# Exercise brief:
Copy all of the entries below word for word, leaving out nothing.

*** Dataset excerpts ***

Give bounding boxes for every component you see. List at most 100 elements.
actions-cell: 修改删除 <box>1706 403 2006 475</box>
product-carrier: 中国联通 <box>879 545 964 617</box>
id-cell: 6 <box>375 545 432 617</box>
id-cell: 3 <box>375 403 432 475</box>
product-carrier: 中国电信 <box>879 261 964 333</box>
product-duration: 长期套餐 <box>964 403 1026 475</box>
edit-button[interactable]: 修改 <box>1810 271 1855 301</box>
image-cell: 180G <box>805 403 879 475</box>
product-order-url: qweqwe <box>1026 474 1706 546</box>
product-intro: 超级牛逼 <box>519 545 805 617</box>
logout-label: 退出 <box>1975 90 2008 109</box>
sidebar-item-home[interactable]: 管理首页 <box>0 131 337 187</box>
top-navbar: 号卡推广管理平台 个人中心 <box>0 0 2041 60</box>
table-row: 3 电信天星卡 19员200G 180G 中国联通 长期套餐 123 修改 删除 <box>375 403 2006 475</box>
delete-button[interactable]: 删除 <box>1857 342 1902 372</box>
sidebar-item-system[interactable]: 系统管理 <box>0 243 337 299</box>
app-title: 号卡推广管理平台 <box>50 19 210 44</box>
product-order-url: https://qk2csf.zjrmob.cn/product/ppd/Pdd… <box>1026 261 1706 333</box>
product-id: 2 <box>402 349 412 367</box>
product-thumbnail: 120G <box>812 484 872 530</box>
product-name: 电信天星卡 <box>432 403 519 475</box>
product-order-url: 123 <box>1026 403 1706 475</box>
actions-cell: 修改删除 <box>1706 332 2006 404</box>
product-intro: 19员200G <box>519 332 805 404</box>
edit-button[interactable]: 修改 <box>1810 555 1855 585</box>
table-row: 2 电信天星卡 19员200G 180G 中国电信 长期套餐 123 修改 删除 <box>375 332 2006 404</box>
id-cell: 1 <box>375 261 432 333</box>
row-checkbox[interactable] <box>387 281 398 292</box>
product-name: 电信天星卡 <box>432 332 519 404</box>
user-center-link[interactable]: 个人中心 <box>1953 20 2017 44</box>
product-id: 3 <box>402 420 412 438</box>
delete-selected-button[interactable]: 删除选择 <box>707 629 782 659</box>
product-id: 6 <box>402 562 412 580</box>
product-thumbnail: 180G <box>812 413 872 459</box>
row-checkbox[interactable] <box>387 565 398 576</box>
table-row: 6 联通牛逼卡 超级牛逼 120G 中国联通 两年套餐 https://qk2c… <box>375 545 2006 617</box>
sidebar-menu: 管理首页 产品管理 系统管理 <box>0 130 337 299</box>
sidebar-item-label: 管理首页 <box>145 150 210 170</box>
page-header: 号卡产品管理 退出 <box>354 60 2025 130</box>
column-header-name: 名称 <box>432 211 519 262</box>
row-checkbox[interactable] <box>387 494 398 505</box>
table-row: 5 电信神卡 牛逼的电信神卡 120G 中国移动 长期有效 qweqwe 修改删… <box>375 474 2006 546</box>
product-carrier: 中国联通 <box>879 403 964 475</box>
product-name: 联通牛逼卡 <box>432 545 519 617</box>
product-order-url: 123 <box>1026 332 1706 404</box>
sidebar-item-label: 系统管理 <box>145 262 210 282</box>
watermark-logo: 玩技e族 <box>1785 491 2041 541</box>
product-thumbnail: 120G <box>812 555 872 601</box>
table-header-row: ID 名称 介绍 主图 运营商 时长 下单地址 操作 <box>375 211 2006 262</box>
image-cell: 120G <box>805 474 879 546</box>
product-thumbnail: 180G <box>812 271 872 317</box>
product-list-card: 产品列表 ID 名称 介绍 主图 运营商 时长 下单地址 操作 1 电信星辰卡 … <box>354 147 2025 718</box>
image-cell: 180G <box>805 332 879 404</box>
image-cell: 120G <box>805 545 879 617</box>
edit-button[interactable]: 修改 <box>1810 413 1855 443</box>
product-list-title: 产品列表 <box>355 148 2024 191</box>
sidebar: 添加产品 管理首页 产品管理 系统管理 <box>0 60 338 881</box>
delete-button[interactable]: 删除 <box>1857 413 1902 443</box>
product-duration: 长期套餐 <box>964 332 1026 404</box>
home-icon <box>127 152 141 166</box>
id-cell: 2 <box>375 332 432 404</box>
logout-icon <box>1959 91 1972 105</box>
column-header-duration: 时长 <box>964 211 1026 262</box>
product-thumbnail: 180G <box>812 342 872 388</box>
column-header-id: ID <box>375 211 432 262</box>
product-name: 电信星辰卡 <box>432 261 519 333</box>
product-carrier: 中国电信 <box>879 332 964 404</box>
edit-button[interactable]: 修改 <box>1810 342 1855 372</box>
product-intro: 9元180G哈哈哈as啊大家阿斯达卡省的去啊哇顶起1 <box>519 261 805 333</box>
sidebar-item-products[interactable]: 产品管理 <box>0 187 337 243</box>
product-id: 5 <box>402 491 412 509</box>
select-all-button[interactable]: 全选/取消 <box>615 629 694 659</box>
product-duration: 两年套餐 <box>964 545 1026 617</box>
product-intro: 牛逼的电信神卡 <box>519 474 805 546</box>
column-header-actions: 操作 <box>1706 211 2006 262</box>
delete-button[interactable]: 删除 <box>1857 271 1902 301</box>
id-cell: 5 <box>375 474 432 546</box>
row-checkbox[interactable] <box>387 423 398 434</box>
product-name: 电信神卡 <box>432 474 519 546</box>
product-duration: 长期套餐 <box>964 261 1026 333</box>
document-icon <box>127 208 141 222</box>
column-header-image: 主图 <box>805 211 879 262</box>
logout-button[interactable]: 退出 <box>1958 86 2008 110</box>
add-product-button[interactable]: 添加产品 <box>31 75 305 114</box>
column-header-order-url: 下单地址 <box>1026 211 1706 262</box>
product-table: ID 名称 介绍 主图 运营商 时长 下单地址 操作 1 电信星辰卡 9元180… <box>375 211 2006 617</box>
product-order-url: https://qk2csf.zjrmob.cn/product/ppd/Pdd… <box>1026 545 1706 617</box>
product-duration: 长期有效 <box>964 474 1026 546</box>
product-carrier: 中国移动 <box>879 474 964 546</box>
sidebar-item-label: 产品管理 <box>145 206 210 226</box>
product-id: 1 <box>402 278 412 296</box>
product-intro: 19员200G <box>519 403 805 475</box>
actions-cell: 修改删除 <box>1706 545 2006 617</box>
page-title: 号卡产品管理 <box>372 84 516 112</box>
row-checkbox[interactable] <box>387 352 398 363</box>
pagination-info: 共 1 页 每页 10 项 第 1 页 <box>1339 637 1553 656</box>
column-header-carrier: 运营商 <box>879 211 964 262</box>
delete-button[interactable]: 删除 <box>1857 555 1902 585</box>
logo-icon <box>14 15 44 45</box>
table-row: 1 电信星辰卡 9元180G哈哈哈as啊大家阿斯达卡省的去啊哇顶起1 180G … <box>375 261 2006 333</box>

***

# Solution below:
Give bounding boxes for every component you see. List at most 100 elements.
actions-cell: 修改删除 <box>1706 403 2006 475</box>
product-carrier: 中国联通 <box>879 545 964 617</box>
id-cell: 6 <box>375 545 432 617</box>
id-cell: 3 <box>375 403 432 475</box>
product-carrier: 中国电信 <box>879 261 964 333</box>
product-duration: 长期套餐 <box>964 403 1026 475</box>
edit-button[interactable]: 修改 <box>1810 271 1855 301</box>
image-cell: 180G <box>805 403 879 475</box>
product-order-url: qweqwe <box>1026 474 1706 546</box>
product-intro: 超级牛逼 <box>519 545 805 617</box>
logout-label: 退出 <box>1975 90 2008 109</box>
sidebar-item-home[interactable]: 管理首页 <box>0 131 337 187</box>
top-navbar: 号卡推广管理平台 个人中心 <box>0 0 2041 60</box>
table-row: 3 电信天星卡 19员200G 180G 中国联通 长期套餐 123 修改 删除 <box>375 403 2006 475</box>
delete-button[interactable]: 删除 <box>1857 342 1902 372</box>
sidebar-item-system[interactable]: 系统管理 <box>0 243 337 299</box>
app-title: 号卡推广管理平台 <box>50 19 210 44</box>
product-order-url: https://qk2csf.zjrmob.cn/product/ppd/Pdd… <box>1026 261 1706 333</box>
product-id: 2 <box>402 349 412 367</box>
product-thumbnail: 120G <box>812 484 872 530</box>
product-name: 电信天星卡 <box>432 403 519 475</box>
product-order-url: 123 <box>1026 403 1706 475</box>
actions-cell: 修改删除 <box>1706 332 2006 404</box>
product-intro: 19员200G <box>519 332 805 404</box>
edit-button[interactable]: 修改 <box>1810 555 1855 585</box>
table-row: 2 电信天星卡 19员200G 180G 中国电信 长期套餐 123 修改 删除 <box>375 332 2006 404</box>
id-cell: 1 <box>375 261 432 333</box>
row-checkbox[interactable] <box>387 281 398 292</box>
product-name: 电信天星卡 <box>432 332 519 404</box>
user-center-link[interactable]: 个人中心 <box>1953 20 2017 44</box>
product-id: 3 <box>402 420 412 438</box>
delete-selected-button[interactable]: 删除选择 <box>707 629 782 659</box>
product-id: 6 <box>402 562 412 580</box>
product-thumbnail: 180G <box>812 413 872 459</box>
row-checkbox[interactable] <box>387 565 398 576</box>
table-row: 6 联通牛逼卡 超级牛逼 120G 中国联通 两年套餐 https://qk2c… <box>375 545 2006 617</box>
sidebar-menu: 管理首页 产品管理 系统管理 <box>0 130 337 299</box>
sidebar-item-label: 管理首页 <box>145 150 210 170</box>
page-header: 号卡产品管理 退出 <box>354 60 2025 130</box>
column-header-name: 名称 <box>432 211 519 262</box>
row-checkbox[interactable] <box>387 494 398 505</box>
table-row: 5 电信神卡 牛逼的电信神卡 120G 中国移动 长期有效 qweqwe 修改删… <box>375 474 2006 546</box>
product-carrier: 中国联通 <box>879 403 964 475</box>
product-name: 联通牛逼卡 <box>432 545 519 617</box>
product-order-url: 123 <box>1026 332 1706 404</box>
sidebar-item-label: 系统管理 <box>145 262 210 282</box>
watermark-logo: 玩技e族 <box>1785 491 2041 541</box>
product-thumbnail: 120G <box>812 555 872 601</box>
table-header-row: ID 名称 介绍 主图 运营商 时长 下单地址 操作 <box>375 211 2006 262</box>
image-cell: 120G <box>805 474 879 546</box>
product-thumbnail: 180G <box>812 271 872 317</box>
product-list-card: 产品列表 ID 名称 介绍 主图 运营商 时长 下单地址 操作 1 电信星辰卡 … <box>354 147 2025 718</box>
image-cell: 180G <box>805 332 879 404</box>
image-cell: 120G <box>805 545 879 617</box>
edit-button[interactable]: 修改 <box>1810 413 1855 443</box>
product-list-title: 产品列表 <box>355 148 2024 191</box>
sidebar: 添加产品 管理首页 产品管理 系统管理 <box>0 60 338 881</box>
delete-button[interactable]: 删除 <box>1857 413 1902 443</box>
product-duration: 长期套餐 <box>964 332 1026 404</box>
home-icon <box>127 152 141 166</box>
id-cell: 2 <box>375 332 432 404</box>
logout-icon <box>1959 91 1972 105</box>
column-header-duration: 时长 <box>964 211 1026 262</box>
product-thumbnail: 180G <box>812 342 872 388</box>
column-header-id: ID <box>375 211 432 262</box>
product-name: 电信星辰卡 <box>432 261 519 333</box>
product-carrier: 中国电信 <box>879 332 964 404</box>
edit-button[interactable]: 修改 <box>1810 342 1855 372</box>
product-intro: 9元180G哈哈哈as啊大家阿斯达卡省的去啊哇顶起1 <box>519 261 805 333</box>
sidebar-item-products[interactable]: 产品管理 <box>0 187 337 243</box>
product-id: 5 <box>402 491 412 509</box>
select-all-button[interactable]: 全选/取消 <box>615 629 694 659</box>
product-duration: 两年套餐 <box>964 545 1026 617</box>
product-intro: 牛逼的电信神卡 <box>519 474 805 546</box>
column-header-actions: 操作 <box>1706 211 2006 262</box>
delete-button[interactable]: 删除 <box>1857 271 1902 301</box>
id-cell: 5 <box>375 474 432 546</box>
row-checkbox[interactable] <box>387 423 398 434</box>
product-name: 电信神卡 <box>432 474 519 546</box>
product-duration: 长期套餐 <box>964 261 1026 333</box>
document-icon <box>127 208 141 222</box>
column-header-image: 主图 <box>805 211 879 262</box>
logout-button[interactable]: 退出 <box>1958 86 2008 110</box>
add-product-button[interactable]: 添加产品 <box>31 75 305 114</box>
column-header-order-url: 下单地址 <box>1026 211 1706 262</box>
product-table: ID 名称 介绍 主图 运营商 时长 下单地址 操作 1 电信星辰卡 9元180… <box>375 211 2006 617</box>
product-order-url: https://qk2csf.zjrmob.cn/product/ppd/Pdd… <box>1026 545 1706 617</box>
product-duration: 长期有效 <box>964 474 1026 546</box>
product-carrier: 中国移动 <box>879 474 964 546</box>
sidebar-item-label: 产品管理 <box>145 206 210 226</box>
product-id: 1 <box>402 278 412 296</box>
product-intro: 19员200G <box>519 403 805 475</box>
actions-cell: 修改删除 <box>1706 545 2006 617</box>
page-title: 号卡产品管理 <box>372 84 516 112</box>
row-checkbox[interactable] <box>387 352 398 363</box>
pagination-info: 共 1 页 每页 10 项 第 1 页 <box>1339 637 1553 656</box>
column-header-carrier: 运营商 <box>879 211 964 262</box>
delete-button[interactable]: 删除 <box>1857 555 1902 585</box>
logo-icon <box>14 15 44 45</box>
table-row: 1 电信星辰卡 9元180G哈哈哈as啊大家阿斯达卡省的去啊哇顶起1 180G … <box>375 261 2006 333</box>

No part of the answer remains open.